▸ REQUIREMENT:
Every line that contains the word "this" should be copied out.
++++ GIVEN DATA
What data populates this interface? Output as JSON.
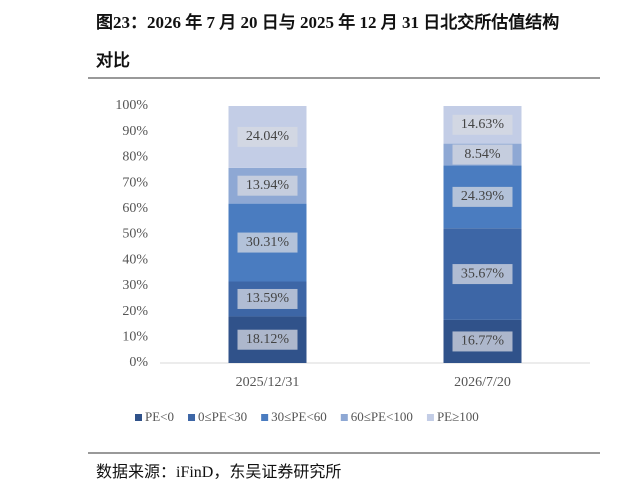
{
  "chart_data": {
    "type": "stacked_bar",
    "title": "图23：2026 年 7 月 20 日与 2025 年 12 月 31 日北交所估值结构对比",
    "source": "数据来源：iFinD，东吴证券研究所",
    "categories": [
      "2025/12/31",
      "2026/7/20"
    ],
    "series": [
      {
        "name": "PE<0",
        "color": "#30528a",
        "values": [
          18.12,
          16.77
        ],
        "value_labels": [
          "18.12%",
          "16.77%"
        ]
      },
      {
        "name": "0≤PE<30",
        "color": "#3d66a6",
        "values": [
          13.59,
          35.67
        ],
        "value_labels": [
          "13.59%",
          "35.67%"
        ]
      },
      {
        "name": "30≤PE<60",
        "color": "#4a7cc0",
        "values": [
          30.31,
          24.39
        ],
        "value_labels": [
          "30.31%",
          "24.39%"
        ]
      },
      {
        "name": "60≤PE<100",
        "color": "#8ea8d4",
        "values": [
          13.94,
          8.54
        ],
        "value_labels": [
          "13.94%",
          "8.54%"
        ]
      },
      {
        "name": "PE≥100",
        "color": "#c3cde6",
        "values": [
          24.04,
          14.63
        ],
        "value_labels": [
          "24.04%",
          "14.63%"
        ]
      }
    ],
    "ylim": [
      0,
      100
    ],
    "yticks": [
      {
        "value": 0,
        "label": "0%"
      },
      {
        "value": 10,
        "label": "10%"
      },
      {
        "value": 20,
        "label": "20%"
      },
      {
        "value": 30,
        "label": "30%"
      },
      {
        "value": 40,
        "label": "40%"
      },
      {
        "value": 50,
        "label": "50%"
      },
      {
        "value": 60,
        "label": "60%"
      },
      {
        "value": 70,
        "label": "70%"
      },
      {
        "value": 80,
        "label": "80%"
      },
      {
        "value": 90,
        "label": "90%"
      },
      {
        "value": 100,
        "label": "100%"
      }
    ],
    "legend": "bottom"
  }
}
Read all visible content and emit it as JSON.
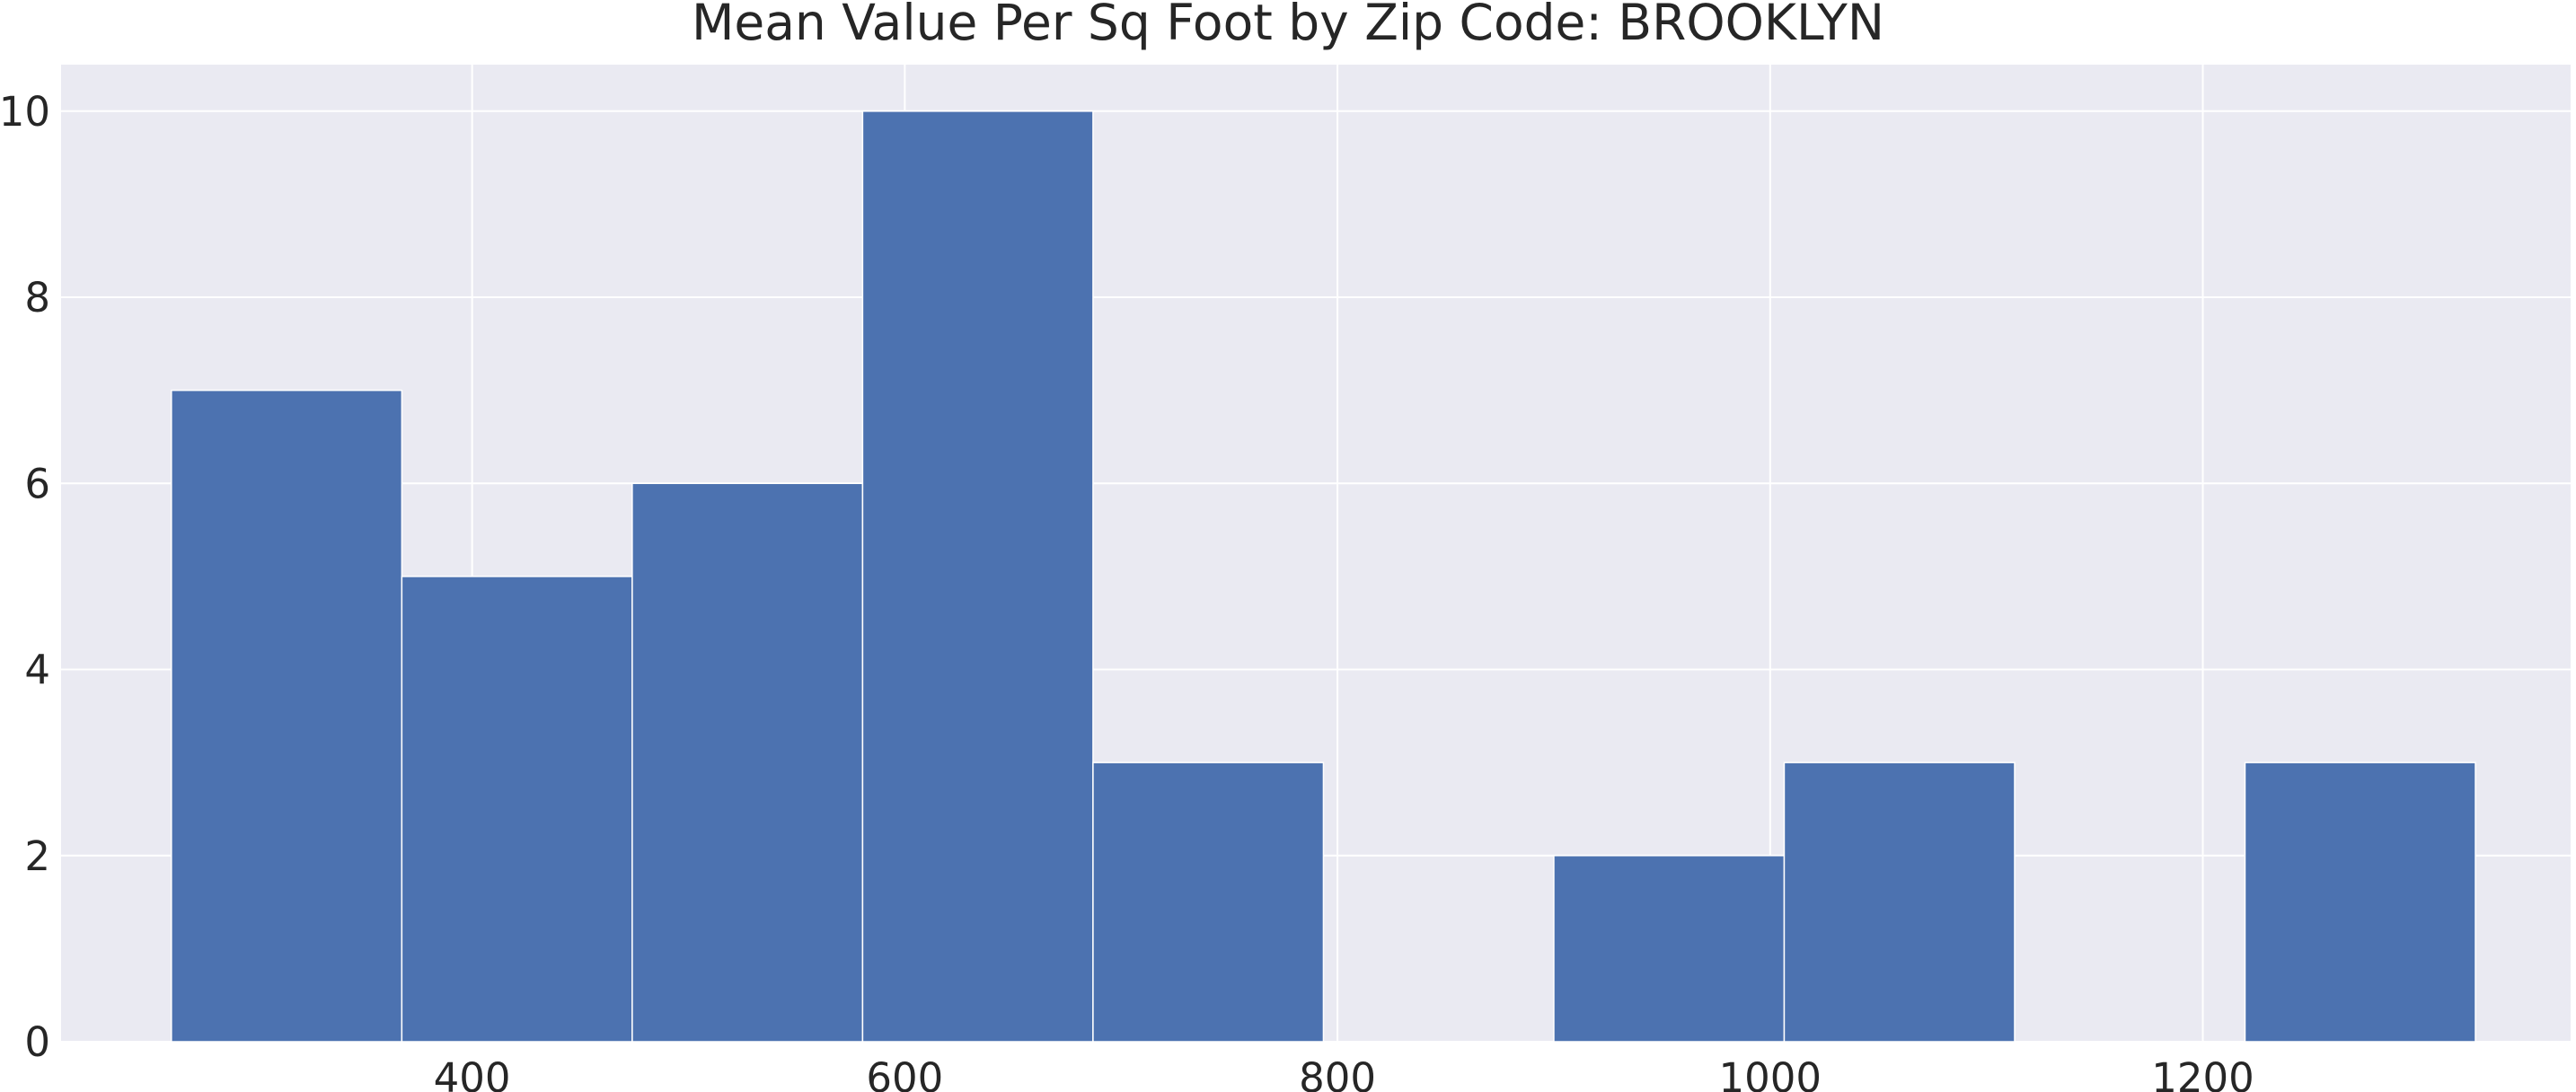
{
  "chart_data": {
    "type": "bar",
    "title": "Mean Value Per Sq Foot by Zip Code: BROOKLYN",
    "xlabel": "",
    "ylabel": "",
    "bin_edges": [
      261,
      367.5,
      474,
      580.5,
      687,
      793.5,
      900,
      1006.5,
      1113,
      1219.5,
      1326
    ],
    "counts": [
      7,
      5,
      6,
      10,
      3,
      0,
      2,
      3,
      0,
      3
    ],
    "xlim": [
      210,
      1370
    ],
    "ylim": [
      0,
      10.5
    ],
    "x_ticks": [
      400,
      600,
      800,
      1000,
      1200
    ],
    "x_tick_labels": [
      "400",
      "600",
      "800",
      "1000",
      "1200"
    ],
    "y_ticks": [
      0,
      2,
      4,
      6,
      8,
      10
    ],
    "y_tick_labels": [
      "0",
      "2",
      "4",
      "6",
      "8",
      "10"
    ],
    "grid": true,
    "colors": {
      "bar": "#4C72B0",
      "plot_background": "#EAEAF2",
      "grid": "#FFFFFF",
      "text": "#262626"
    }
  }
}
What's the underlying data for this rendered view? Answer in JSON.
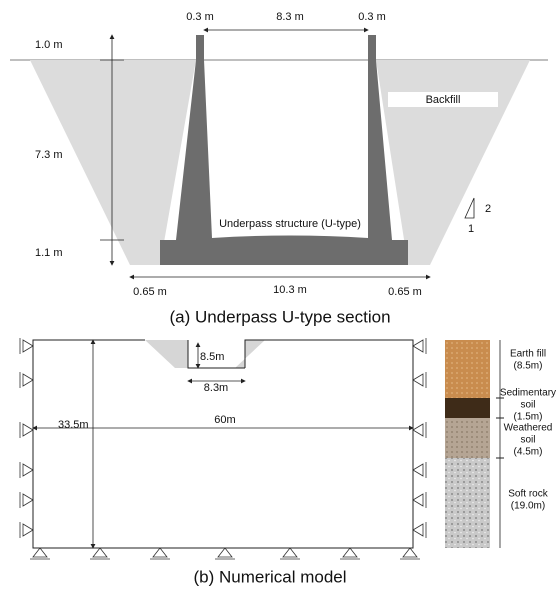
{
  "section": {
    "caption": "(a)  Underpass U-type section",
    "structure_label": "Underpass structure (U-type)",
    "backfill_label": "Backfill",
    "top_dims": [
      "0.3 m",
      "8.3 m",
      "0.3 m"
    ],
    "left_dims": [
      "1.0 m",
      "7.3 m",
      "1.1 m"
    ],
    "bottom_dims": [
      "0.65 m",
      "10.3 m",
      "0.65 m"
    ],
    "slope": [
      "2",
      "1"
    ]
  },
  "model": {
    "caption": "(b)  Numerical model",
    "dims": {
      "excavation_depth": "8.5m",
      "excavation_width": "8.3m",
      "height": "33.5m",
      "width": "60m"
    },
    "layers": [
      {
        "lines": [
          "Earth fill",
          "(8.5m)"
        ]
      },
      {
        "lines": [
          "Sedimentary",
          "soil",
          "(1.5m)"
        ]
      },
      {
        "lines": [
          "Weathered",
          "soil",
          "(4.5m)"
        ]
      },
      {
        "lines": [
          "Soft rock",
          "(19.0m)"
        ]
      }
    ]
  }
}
++++++++
▸ WRITTEN ANSWER:
What data populates this interface? Output as JSON.
What's the underlying data for this rendered view? Answer in JSON.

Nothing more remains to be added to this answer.